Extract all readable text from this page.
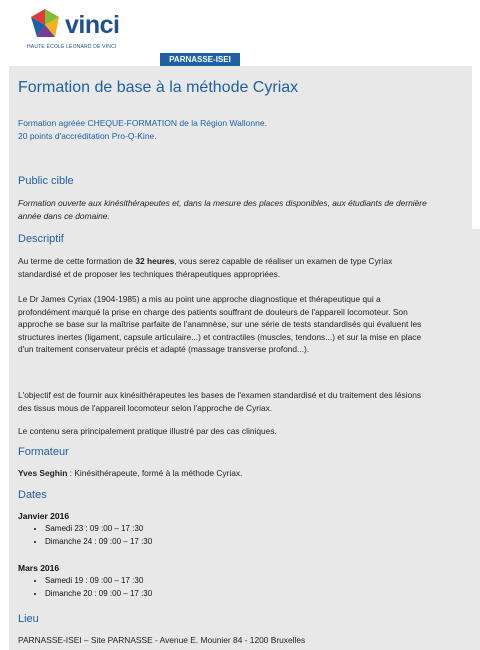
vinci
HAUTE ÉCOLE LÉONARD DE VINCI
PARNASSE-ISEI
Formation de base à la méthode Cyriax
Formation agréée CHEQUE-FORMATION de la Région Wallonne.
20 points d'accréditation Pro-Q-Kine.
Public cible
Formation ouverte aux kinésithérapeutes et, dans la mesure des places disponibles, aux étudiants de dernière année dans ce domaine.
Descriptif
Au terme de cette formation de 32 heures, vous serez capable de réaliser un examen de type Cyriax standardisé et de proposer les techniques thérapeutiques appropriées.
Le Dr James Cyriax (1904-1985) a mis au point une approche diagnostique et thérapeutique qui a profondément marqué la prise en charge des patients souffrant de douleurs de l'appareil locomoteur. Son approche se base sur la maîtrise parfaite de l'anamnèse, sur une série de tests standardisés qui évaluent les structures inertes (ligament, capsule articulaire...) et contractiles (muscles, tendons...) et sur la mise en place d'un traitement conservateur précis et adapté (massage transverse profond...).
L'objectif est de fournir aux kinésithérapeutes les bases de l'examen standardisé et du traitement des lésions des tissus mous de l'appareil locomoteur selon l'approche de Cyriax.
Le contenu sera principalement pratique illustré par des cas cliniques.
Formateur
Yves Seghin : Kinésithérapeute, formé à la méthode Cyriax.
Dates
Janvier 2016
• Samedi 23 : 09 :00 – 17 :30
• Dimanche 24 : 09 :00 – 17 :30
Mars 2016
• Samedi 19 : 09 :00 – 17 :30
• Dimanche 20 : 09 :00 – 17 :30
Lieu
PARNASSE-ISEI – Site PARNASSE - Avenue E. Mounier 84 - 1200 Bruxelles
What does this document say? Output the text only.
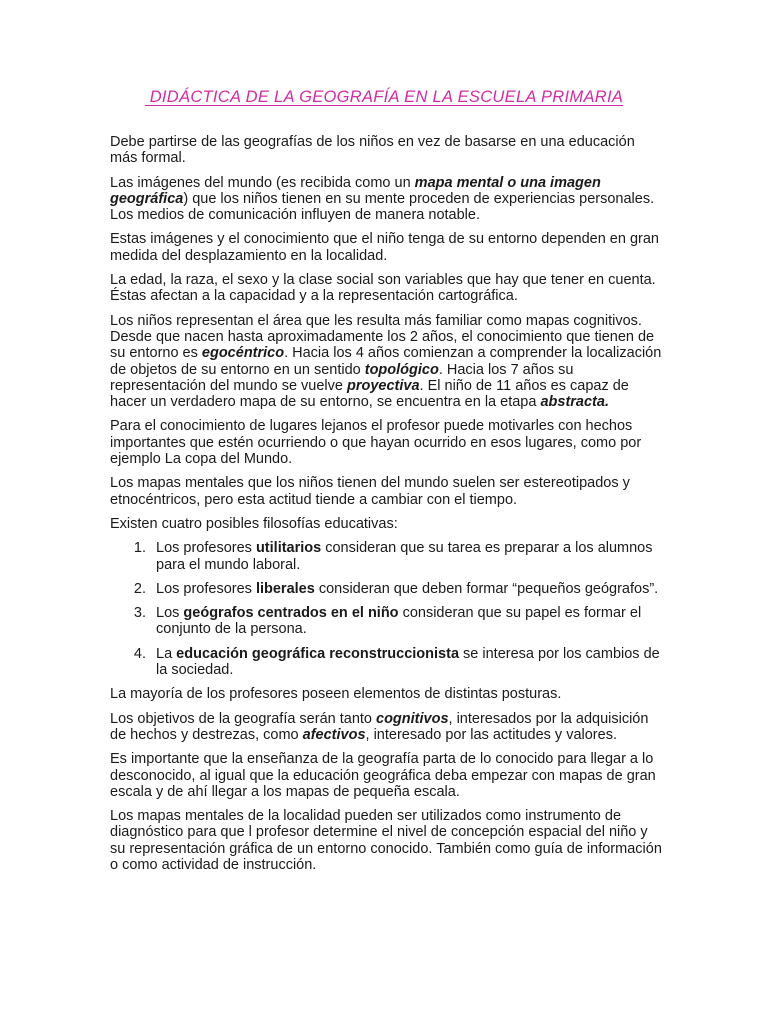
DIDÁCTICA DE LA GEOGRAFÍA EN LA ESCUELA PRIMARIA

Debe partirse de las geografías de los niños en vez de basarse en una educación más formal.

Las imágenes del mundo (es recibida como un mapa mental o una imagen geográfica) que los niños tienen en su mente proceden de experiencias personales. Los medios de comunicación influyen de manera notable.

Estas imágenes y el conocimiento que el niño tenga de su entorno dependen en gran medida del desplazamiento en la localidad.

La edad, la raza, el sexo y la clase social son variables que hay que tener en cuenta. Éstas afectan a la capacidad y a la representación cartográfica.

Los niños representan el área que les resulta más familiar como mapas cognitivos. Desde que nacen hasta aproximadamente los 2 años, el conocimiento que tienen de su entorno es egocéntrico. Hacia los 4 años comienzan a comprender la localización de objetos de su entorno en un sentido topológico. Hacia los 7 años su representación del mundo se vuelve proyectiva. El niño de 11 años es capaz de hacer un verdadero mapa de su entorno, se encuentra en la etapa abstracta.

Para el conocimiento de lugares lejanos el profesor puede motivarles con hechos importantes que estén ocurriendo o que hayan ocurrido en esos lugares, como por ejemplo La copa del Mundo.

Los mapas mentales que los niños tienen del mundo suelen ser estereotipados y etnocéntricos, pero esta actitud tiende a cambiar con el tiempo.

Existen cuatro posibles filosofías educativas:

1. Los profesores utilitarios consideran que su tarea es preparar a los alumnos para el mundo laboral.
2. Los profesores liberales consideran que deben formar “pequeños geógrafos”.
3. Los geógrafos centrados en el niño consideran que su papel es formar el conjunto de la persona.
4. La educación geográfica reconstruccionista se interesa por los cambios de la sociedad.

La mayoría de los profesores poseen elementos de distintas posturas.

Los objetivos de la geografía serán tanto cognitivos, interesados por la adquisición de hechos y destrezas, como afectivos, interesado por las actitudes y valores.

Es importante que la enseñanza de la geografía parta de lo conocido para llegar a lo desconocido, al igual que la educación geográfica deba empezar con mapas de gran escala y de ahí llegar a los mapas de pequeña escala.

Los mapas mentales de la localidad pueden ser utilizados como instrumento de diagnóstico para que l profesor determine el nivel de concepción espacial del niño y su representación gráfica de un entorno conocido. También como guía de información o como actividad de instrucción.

WHAT YOU WILL DO:
The expected output is one number: how many lines of the data above hold the string "geógrafos".

SOLUTION TO THIS EXERCISE:
2